TASK REQUIREMENTS: Make an exact copy of all the records.

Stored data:
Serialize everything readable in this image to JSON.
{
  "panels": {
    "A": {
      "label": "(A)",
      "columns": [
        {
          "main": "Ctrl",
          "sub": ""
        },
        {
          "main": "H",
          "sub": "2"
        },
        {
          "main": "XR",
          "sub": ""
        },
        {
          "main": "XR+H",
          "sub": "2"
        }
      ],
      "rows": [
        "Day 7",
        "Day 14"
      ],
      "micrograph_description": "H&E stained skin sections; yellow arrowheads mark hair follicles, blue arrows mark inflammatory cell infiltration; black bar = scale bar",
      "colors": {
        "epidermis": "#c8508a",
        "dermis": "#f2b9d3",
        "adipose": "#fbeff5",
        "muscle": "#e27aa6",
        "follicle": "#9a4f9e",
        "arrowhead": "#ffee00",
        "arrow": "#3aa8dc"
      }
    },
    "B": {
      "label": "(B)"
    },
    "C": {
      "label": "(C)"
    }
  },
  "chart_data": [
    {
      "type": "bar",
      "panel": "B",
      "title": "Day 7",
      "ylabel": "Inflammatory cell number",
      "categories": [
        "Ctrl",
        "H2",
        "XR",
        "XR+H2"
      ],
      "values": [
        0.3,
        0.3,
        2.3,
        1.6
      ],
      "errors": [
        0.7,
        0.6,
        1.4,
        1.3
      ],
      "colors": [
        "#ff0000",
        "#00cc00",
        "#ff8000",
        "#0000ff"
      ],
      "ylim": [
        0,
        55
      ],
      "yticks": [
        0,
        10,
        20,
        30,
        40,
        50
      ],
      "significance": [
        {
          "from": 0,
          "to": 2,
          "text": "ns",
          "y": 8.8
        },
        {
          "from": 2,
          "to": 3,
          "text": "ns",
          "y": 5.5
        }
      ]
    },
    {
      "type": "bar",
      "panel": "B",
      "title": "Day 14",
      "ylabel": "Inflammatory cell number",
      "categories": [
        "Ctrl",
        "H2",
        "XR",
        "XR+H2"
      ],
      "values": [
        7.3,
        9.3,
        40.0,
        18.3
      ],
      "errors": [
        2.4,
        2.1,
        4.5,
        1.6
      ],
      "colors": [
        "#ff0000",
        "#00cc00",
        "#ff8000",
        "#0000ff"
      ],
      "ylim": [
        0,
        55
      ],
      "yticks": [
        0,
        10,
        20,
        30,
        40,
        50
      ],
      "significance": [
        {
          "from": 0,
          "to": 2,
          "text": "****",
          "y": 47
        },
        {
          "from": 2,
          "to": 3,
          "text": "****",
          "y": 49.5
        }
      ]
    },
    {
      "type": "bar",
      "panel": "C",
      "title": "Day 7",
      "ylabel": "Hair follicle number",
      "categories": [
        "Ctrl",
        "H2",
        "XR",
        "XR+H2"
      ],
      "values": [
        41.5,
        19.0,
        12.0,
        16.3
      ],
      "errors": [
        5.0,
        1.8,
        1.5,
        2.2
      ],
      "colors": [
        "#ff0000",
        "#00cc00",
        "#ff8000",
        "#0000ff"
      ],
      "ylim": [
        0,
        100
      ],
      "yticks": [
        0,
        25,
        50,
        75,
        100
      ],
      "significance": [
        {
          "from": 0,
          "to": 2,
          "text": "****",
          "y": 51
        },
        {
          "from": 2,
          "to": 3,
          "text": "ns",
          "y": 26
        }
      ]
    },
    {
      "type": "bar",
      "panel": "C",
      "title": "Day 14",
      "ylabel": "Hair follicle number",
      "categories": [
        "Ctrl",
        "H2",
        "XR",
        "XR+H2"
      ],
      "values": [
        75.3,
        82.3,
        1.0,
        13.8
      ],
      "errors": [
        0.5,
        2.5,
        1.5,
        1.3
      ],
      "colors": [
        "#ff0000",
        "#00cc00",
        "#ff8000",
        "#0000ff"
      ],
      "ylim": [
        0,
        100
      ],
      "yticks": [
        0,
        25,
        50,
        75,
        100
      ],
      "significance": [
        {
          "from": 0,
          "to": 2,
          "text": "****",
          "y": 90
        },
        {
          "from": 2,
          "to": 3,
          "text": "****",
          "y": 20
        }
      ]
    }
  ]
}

SOLUTION FOR THIS PROBLEM:
Serialize everything readable in this image to JSON.
{
  "panels": {
    "A": {
      "label": "(A)",
      "columns": [
        {
          "main": "Ctrl",
          "sub": ""
        },
        {
          "main": "H",
          "sub": "2"
        },
        {
          "main": "XR",
          "sub": ""
        },
        {
          "main": "XR+H",
          "sub": "2"
        }
      ],
      "rows": [
        "Day 7",
        "Day 14"
      ],
      "micrograph_description": "H&E stained skin sections; yellow arrowheads mark hair follicles, blue arrows mark inflammatory cell infiltration; black bar = scale bar",
      "colors": {
        "epidermis": "#c8508a",
        "dermis": "#f2b9d3",
        "adipose": "#fbeff5",
        "muscle": "#e27aa6",
        "follicle": "#9a4f9e",
        "arrowhead": "#ffee00",
        "arrow": "#3aa8dc"
      }
    },
    "B": {
      "label": "(B)"
    },
    "C": {
      "label": "(C)"
    }
  },
  "chart_data": [
    {
      "type": "bar",
      "panel": "B",
      "title": "Day 7",
      "ylabel": "Inflammatory cell number",
      "categories": [
        "Ctrl",
        "H2",
        "XR",
        "XR+H2"
      ],
      "values": [
        0.3,
        0.3,
        2.3,
        1.6
      ],
      "errors": [
        0.7,
        0.6,
        1.4,
        1.3
      ],
      "colors": [
        "#ff0000",
        "#00cc00",
        "#ff8000",
        "#0000ff"
      ],
      "ylim": [
        0,
        55
      ],
      "yticks": [
        0,
        10,
        20,
        30,
        40,
        50
      ],
      "significance": [
        {
          "from": 0,
          "to": 2,
          "text": "ns",
          "y": 8.8
        },
        {
          "from": 2,
          "to": 3,
          "text": "ns",
          "y": 5.5
        }
      ]
    },
    {
      "type": "bar",
      "panel": "B",
      "title": "Day 14",
      "ylabel": "Inflammatory cell number",
      "categories": [
        "Ctrl",
        "H2",
        "XR",
        "XR+H2"
      ],
      "values": [
        7.3,
        9.3,
        40.0,
        18.3
      ],
      "errors": [
        2.4,
        2.1,
        4.5,
        1.6
      ],
      "colors": [
        "#ff0000",
        "#00cc00",
        "#ff8000",
        "#0000ff"
      ],
      "ylim": [
        0,
        55
      ],
      "yticks": [
        0,
        10,
        20,
        30,
        40,
        50
      ],
      "significance": [
        {
          "from": 0,
          "to": 2,
          "text": "****",
          "y": 47
        },
        {
          "from": 2,
          "to": 3,
          "text": "****",
          "y": 49.5
        }
      ]
    },
    {
      "type": "bar",
      "panel": "C",
      "title": "Day 7",
      "ylabel": "Hair follicle number",
      "categories": [
        "Ctrl",
        "H2",
        "XR",
        "XR+H2"
      ],
      "values": [
        41.5,
        19.0,
        12.0,
        16.3
      ],
      "errors": [
        5.0,
        1.8,
        1.5,
        2.2
      ],
      "colors": [
        "#ff0000",
        "#00cc00",
        "#ff8000",
        "#0000ff"
      ],
      "ylim": [
        0,
        100
      ],
      "yticks": [
        0,
        25,
        50,
        75,
        100
      ],
      "significance": [
        {
          "from": 0,
          "to": 2,
          "text": "****",
          "y": 51
        },
        {
          "from": 2,
          "to": 3,
          "text": "ns",
          "y": 26
        }
      ]
    },
    {
      "type": "bar",
      "panel": "C",
      "title": "Day 14",
      "ylabel": "Hair follicle number",
      "categories": [
        "Ctrl",
        "H2",
        "XR",
        "XR+H2"
      ],
      "values": [
        75.3,
        82.3,
        1.0,
        13.8
      ],
      "errors": [
        0.5,
        2.5,
        1.5,
        1.3
      ],
      "colors": [
        "#ff0000",
        "#00cc00",
        "#ff8000",
        "#0000ff"
      ],
      "ylim": [
        0,
        100
      ],
      "yticks": [
        0,
        25,
        50,
        75,
        100
      ],
      "significance": [
        {
          "from": 0,
          "to": 2,
          "text": "****",
          "y": 90
        },
        {
          "from": 2,
          "to": 3,
          "text": "****",
          "y": 20
        }
      ]
    }
  ]
}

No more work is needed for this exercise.